--- START OF Data to process ---
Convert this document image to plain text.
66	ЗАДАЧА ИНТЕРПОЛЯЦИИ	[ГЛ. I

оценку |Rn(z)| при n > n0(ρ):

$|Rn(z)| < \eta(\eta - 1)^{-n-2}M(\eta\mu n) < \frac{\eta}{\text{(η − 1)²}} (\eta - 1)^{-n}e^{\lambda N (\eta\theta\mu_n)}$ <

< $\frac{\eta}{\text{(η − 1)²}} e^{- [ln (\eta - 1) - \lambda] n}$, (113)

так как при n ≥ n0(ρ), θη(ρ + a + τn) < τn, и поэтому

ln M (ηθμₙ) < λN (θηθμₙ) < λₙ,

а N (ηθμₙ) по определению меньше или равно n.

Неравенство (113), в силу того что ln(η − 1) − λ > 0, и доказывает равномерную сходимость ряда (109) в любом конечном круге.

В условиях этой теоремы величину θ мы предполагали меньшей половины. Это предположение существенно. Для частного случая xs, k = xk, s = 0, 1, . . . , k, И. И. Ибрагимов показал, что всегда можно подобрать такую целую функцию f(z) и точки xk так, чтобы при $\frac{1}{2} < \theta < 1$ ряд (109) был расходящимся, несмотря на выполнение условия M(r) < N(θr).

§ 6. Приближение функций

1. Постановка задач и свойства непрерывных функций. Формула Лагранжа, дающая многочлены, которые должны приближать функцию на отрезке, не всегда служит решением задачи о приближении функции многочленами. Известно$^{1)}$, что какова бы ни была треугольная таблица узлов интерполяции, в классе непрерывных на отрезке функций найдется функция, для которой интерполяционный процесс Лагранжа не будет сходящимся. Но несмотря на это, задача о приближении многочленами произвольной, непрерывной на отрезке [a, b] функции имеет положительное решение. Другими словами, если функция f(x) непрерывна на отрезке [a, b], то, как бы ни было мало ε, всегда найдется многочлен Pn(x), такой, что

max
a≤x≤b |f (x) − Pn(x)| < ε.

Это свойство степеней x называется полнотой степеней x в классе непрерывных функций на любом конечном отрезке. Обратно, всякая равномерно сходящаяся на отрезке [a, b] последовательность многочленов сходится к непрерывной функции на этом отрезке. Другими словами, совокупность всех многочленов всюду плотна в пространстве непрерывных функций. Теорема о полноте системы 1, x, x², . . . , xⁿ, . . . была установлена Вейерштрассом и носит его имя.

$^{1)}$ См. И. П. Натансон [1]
--- END OF Data to process ---
Every line above should be retyped exactly as given.

Convert this document image to plain text.
66	ЗАДАЧА ИНТЕРПОЛЯЦИИ	[ГЛ. I

оценку |Rn(z)| при n > n0(ρ):

$|Rn(z)| < \eta(\eta - 1)^{-n-2}M(\eta\mu n) < \frac{\eta}{\text{(η − 1)²}} (\eta - 1)^{-n}e^{\lambda N (\eta\theta\mu_n)}$ <

< $\frac{\eta}{\text{(η − 1)²}} e^{- [ln (\eta - 1) - \lambda] n}$, (113)

так как при n ≥ n0(ρ), θη(ρ + a + τn) < τn, и поэтому

ln M (ηθμₙ) < λN (θηθμₙ) < λₙ,

а N (ηθμₙ) по определению меньше или равно n.

Неравенство (113), в силу того что ln(η − 1) − λ > 0, и доказывает равномерную сходимость ряда (109) в любом конечном круге.

В условиях этой теоремы величину θ мы предполагали меньшей половины. Это предположение существенно. Для частного случая xs, k = xk, s = 0, 1, . . . , k, И. И. Ибрагимов показал, что всегда можно подобрать такую целую функцию f(z) и точки xk так, чтобы при $\frac{1}{2} < \theta < 1$ ряд (109) был расходящимся, несмотря на выполнение условия M(r) < N(θr).

§ 6. Приближение функций

1. Постановка задач и свойства непрерывных функций. Формула Лагранжа, дающая многочлены, которые должны приближать функцию на отрезке, не всегда служит решением задачи о приближении функции многочленами. Известно$^{1)}$, что какова бы ни была треугольная таблица узлов интерполяции, в классе непрерывных на отрезке функций найдется функция, для которой интерполяционный процесс Лагранжа не будет сходящимся. Но несмотря на это, задача о приближении многочленами произвольной, непрерывной на отрезке [a, b] функции имеет положительное решение. Другими словами, если функция f(x) непрерывна на отрезке [a, b], то, как бы ни было мало ε, всегда найдется многочлен Pn(x), такой, что

max
a≤x≤b |f (x) − Pn(x)| < ε.

Это свойство степеней x называется полнотой степеней x в классе непрерывных функций на любом конечном отрезке. Обратно, всякая равномерно сходящаяся на отрезке [a, b] последовательность многочленов сходится к непрерывной функции на этом отрезке. Другими словами, совокупность всех многочленов всюду плотна в пространстве непрерывных функций. Теорема о полноте системы 1, x, x², . . . , xⁿ, . . . была установлена Вейерштрассом и носит его имя.

$^{1)}$ См. И. П. Натансон [1]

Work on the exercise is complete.